▶ **SHORT TASK**
Select from the records below every line that has the word "right" in it.

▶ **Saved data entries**
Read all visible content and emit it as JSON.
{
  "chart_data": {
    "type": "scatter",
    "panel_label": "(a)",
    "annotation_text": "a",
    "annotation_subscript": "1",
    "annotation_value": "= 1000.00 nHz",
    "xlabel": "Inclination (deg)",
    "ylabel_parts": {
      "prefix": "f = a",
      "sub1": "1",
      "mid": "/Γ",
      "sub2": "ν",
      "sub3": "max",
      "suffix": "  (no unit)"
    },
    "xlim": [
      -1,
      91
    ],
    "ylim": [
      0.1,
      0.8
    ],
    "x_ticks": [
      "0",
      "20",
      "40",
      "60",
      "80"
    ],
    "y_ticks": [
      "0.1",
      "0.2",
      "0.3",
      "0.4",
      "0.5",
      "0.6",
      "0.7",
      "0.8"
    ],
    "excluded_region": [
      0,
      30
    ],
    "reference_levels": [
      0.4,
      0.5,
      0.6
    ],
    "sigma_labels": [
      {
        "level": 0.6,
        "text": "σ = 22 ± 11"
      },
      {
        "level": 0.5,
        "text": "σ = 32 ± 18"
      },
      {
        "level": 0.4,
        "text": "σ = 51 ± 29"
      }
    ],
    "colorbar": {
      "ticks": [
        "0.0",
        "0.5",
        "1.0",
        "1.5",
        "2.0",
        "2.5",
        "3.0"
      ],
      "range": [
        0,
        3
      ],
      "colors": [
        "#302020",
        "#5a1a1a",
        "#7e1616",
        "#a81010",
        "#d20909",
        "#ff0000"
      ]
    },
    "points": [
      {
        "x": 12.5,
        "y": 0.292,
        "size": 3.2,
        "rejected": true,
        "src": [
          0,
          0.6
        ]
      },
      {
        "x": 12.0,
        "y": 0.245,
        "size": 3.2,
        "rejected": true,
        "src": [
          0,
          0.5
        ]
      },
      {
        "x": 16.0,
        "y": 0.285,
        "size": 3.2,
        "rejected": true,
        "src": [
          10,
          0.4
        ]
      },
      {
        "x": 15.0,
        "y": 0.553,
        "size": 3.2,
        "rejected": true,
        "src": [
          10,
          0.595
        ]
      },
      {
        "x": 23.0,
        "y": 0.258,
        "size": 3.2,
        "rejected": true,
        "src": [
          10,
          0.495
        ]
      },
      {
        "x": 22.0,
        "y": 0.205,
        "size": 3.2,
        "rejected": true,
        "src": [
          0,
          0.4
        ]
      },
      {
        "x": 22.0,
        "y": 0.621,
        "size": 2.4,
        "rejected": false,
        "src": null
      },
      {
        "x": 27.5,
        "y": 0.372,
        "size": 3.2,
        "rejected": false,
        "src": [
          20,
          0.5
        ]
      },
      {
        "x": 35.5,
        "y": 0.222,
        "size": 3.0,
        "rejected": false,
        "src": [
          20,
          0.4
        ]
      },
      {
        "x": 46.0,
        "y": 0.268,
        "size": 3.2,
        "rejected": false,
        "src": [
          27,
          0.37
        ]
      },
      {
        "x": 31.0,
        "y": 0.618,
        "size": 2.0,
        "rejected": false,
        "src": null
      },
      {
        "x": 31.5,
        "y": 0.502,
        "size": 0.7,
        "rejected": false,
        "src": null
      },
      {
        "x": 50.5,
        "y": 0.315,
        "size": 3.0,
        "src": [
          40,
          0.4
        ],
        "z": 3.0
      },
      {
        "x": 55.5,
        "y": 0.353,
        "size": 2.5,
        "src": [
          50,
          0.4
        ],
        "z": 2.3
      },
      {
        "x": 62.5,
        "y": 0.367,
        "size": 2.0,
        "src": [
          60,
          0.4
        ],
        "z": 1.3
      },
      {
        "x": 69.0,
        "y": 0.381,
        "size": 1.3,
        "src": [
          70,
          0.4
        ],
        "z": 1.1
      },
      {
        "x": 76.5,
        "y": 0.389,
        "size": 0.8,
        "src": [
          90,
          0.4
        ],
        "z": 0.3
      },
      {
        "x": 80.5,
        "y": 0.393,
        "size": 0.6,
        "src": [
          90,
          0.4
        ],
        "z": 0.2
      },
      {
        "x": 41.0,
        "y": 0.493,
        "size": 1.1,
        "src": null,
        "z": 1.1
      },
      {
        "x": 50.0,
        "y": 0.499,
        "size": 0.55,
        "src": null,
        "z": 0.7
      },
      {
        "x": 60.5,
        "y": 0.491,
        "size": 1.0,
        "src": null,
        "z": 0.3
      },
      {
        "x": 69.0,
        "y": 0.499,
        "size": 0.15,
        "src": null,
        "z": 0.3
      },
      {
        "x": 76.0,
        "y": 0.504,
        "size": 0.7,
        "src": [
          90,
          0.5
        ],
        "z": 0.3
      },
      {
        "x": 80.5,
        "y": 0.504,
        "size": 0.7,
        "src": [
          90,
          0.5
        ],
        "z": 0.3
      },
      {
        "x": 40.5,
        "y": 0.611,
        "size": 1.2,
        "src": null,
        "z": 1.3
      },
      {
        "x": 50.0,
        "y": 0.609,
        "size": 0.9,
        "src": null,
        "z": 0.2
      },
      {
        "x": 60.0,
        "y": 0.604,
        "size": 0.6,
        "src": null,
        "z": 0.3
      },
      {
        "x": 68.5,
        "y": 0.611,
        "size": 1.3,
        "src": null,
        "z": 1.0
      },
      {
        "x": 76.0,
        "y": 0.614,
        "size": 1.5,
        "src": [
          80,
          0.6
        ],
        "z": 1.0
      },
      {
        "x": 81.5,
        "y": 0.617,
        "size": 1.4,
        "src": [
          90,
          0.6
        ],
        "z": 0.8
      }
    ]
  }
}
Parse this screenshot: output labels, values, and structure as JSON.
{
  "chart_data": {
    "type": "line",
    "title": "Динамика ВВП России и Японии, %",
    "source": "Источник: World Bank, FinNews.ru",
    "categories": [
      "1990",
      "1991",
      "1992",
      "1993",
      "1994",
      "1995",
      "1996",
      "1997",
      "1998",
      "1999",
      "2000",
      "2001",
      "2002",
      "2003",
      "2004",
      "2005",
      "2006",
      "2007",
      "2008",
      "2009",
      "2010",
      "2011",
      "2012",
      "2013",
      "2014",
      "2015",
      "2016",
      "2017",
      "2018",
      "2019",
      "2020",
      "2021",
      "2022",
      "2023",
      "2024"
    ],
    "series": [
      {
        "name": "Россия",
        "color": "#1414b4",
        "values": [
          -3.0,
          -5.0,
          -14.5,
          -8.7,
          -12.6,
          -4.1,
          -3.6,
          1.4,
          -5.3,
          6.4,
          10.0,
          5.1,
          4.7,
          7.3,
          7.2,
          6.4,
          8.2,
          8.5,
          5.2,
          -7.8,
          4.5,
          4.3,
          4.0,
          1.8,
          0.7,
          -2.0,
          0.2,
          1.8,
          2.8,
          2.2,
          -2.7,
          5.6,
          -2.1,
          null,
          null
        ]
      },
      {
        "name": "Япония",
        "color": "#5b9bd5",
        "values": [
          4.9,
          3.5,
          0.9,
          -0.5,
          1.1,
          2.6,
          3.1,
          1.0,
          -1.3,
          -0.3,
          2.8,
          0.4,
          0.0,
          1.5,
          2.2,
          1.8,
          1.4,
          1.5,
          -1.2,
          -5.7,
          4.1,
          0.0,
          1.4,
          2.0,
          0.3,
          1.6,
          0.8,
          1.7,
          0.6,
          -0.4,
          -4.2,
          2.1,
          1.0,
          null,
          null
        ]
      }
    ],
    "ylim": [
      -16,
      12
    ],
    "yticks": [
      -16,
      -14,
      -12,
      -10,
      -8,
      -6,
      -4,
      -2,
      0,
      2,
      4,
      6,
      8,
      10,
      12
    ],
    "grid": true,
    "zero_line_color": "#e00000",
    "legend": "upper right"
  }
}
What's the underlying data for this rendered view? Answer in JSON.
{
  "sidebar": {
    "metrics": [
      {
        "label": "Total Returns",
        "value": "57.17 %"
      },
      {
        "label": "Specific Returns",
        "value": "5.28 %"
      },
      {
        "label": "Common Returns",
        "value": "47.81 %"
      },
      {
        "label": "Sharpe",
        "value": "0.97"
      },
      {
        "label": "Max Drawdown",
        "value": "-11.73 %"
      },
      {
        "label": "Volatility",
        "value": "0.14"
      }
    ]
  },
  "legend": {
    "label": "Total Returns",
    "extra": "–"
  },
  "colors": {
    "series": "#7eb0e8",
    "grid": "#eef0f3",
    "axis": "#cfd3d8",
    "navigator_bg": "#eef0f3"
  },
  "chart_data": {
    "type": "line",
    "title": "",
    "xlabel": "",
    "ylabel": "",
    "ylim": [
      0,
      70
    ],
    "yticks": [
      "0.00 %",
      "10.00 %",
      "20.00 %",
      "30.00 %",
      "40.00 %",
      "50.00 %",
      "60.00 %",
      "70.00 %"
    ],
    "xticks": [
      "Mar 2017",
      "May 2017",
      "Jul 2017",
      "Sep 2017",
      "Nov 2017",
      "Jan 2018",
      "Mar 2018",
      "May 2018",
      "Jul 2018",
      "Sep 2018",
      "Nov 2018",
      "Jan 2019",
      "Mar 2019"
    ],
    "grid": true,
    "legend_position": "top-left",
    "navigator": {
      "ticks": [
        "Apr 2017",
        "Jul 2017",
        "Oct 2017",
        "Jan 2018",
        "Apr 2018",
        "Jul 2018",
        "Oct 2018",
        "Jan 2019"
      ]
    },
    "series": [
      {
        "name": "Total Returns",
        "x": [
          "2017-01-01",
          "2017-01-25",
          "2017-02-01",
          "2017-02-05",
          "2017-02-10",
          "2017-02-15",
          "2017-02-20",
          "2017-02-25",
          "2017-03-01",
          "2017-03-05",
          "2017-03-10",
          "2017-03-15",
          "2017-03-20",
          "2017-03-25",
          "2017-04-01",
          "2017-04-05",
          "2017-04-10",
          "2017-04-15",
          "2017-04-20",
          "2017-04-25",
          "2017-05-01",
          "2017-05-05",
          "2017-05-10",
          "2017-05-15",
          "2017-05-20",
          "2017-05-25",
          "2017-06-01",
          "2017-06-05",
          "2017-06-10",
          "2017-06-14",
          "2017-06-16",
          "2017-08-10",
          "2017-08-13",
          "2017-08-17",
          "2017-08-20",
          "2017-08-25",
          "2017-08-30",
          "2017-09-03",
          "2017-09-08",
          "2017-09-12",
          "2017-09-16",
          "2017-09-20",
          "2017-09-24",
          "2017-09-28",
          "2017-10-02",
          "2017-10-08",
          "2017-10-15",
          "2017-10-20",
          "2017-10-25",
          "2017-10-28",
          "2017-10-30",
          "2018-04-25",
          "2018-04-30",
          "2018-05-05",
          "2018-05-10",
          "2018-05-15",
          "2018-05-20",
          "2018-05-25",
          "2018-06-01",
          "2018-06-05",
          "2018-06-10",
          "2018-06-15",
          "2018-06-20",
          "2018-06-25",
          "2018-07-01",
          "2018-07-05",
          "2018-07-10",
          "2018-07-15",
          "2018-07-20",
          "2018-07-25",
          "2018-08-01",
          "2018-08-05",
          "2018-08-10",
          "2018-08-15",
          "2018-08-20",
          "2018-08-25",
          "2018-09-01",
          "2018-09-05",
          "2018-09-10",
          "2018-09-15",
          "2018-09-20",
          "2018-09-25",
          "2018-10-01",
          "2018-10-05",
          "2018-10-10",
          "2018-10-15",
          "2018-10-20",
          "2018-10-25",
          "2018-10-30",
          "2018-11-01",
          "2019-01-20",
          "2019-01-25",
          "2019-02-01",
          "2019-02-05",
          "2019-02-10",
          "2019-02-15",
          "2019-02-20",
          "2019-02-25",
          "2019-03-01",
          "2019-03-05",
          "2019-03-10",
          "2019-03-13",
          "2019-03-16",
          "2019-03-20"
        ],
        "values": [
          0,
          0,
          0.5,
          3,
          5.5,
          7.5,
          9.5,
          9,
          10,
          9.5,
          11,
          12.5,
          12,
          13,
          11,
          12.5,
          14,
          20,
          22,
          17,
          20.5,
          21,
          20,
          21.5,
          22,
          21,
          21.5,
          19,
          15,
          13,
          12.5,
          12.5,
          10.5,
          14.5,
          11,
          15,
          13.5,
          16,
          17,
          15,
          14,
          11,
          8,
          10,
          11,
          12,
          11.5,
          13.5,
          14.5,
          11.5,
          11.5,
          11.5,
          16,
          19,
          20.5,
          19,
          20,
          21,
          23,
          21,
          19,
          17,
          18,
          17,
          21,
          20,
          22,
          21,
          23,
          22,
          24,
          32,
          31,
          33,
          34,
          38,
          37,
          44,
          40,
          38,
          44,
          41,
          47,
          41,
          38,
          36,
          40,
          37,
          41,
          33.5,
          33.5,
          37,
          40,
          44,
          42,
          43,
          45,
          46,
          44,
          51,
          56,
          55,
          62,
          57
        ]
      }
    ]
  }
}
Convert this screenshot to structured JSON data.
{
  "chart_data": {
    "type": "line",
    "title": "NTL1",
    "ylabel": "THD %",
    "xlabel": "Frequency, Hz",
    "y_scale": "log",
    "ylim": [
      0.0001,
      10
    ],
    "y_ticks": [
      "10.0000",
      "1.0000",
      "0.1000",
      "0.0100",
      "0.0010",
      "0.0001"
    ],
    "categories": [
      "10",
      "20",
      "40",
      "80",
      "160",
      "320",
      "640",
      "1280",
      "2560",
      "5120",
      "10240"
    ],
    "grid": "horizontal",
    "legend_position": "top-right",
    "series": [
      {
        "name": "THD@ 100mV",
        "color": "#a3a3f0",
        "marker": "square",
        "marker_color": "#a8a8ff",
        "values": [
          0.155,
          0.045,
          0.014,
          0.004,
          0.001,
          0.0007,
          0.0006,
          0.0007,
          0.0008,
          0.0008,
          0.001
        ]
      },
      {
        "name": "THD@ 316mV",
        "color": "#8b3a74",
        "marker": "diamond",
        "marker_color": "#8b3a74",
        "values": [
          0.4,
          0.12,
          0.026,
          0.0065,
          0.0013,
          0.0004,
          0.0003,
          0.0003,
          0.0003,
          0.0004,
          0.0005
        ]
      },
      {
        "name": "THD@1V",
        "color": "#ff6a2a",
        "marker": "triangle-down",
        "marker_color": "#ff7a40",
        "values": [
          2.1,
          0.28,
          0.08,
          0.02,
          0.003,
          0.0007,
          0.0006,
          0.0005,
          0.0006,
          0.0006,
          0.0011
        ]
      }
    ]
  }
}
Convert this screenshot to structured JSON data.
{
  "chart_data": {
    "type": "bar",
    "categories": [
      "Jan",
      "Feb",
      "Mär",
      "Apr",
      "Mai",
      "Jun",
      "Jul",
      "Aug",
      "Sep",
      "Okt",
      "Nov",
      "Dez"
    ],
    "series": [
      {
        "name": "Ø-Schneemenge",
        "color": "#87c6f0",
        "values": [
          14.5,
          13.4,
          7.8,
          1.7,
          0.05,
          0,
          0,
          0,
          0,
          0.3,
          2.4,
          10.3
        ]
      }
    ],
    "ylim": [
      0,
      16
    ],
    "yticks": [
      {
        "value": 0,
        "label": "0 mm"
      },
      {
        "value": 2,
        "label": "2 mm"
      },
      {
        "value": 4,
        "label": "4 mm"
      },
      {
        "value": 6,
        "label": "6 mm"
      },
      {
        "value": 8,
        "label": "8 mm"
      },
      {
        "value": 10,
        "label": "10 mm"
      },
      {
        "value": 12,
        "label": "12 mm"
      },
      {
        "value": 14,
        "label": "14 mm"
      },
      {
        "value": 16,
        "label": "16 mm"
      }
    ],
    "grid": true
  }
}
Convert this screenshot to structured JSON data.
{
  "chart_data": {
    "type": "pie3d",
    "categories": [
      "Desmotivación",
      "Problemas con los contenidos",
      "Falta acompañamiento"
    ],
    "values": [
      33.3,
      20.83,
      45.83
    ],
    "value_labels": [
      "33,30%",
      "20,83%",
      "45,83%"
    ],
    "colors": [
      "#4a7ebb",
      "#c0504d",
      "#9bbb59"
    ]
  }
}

▶ **CORRECT ANSWER**
    "legend": "upper right"
    "legend_position": "top-right",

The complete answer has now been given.